(What this exercise asks)
• 1. List every label in the chicken tenders recipe that is followed by a time or a serving count.
• 2. Write the next part of the chicken tenders recipe, starting after its last sentence.

(Document section)
○ ○ ○ ○

Nashville Hot Chicken Tenders
Buttermilk-soaked chicken tenders double-dredged in seasoned flour, fried until shatteringly crispy, then brushed with a cayenne-brown sugar hot oil that stains your fingers and ruins your napkin. Worth every paper towel.
Tasted & written by Rachel
Prep
35 min
Cook
15 min
Total
50 min
Serves
6
The Key
The Nashville hot paste is not a glaze — it's a fat-based spice infusion. You use the actual frying oil, still hot, and whisk the cayenne and brown sugar directly into it. The heat blooms the spices and the fat carries them into every crevice of the breading. Cold oil won't do it. Fresh oil won't do it. It has to be the oil you fried in.

○ ○ ○ ○

(Material shown)
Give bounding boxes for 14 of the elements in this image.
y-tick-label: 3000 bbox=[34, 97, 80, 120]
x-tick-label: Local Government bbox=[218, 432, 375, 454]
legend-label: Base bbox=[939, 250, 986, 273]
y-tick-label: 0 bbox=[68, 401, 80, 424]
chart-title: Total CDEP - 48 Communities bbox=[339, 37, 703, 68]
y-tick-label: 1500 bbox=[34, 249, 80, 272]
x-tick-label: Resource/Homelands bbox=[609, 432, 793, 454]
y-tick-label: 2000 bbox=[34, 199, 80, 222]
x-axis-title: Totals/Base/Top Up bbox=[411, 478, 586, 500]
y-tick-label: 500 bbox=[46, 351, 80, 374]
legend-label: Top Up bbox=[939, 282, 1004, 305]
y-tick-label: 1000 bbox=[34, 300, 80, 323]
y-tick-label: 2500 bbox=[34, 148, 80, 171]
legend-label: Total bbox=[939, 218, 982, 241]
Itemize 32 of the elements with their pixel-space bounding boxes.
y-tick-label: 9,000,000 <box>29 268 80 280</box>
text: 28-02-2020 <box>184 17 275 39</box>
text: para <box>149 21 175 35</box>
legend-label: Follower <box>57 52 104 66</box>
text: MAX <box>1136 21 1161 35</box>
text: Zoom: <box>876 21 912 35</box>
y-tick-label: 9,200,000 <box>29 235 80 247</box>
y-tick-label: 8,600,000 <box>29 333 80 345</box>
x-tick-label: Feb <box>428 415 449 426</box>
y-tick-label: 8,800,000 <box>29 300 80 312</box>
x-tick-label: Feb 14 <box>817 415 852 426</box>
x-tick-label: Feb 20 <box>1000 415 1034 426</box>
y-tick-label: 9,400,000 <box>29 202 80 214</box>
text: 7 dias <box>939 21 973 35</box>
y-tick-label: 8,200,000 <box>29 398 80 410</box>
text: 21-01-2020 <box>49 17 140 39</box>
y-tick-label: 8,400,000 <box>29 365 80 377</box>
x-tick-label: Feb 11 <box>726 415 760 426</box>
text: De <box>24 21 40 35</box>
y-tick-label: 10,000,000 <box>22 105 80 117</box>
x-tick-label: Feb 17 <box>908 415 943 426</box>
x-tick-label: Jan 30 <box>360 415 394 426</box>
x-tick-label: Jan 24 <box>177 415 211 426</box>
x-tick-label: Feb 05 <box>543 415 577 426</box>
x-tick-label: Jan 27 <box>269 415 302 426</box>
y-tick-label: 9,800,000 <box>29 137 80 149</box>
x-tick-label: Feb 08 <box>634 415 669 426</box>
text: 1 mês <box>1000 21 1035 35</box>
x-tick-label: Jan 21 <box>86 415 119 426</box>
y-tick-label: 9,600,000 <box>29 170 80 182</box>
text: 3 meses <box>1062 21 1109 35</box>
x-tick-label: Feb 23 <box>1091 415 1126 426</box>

○ ○ ○ ○

(Responses by task)
• 1. Prep, Cook, Total, Serves

• 2.
David came back from a work trip to Nashville last fall and wouldn't shut up about the chicken. 'You could make this.' He said it four times. So I did — and then I made it again the next week, and the week after that, until Mia started calling Tuesday 'hot chicken night.'
The trick isn't the heat. Any recipe can be spicy. The trick is the sweet-smoky paste you brush on after frying — hot oil from the fryer mixed with cayenne and brown sugar. That's what makes it Nashville and not just fried chicken with red pepper flakes. The oil carries the spice into every crevice of that craggy breading, and the brown sugar adds a barely-there sweetness that makes your brain say more instead of stop.
The double-dredge is where the magic happens. Flour, then back in the buttermilk, then flour again — pressing hard each time so you get those shaggy, irregular ridges that fry up into pure crunch. Don't be gentle. You want the coating to look messy and overbuilt before it hits the oil.
I let the coated tenders sit for 15 minutes before frying. It feels like doing nothing, but the flour hydrates against the wet buttermilk and locks on. Skip this step and half your breading ends up floating in the oil instead of on the chicken.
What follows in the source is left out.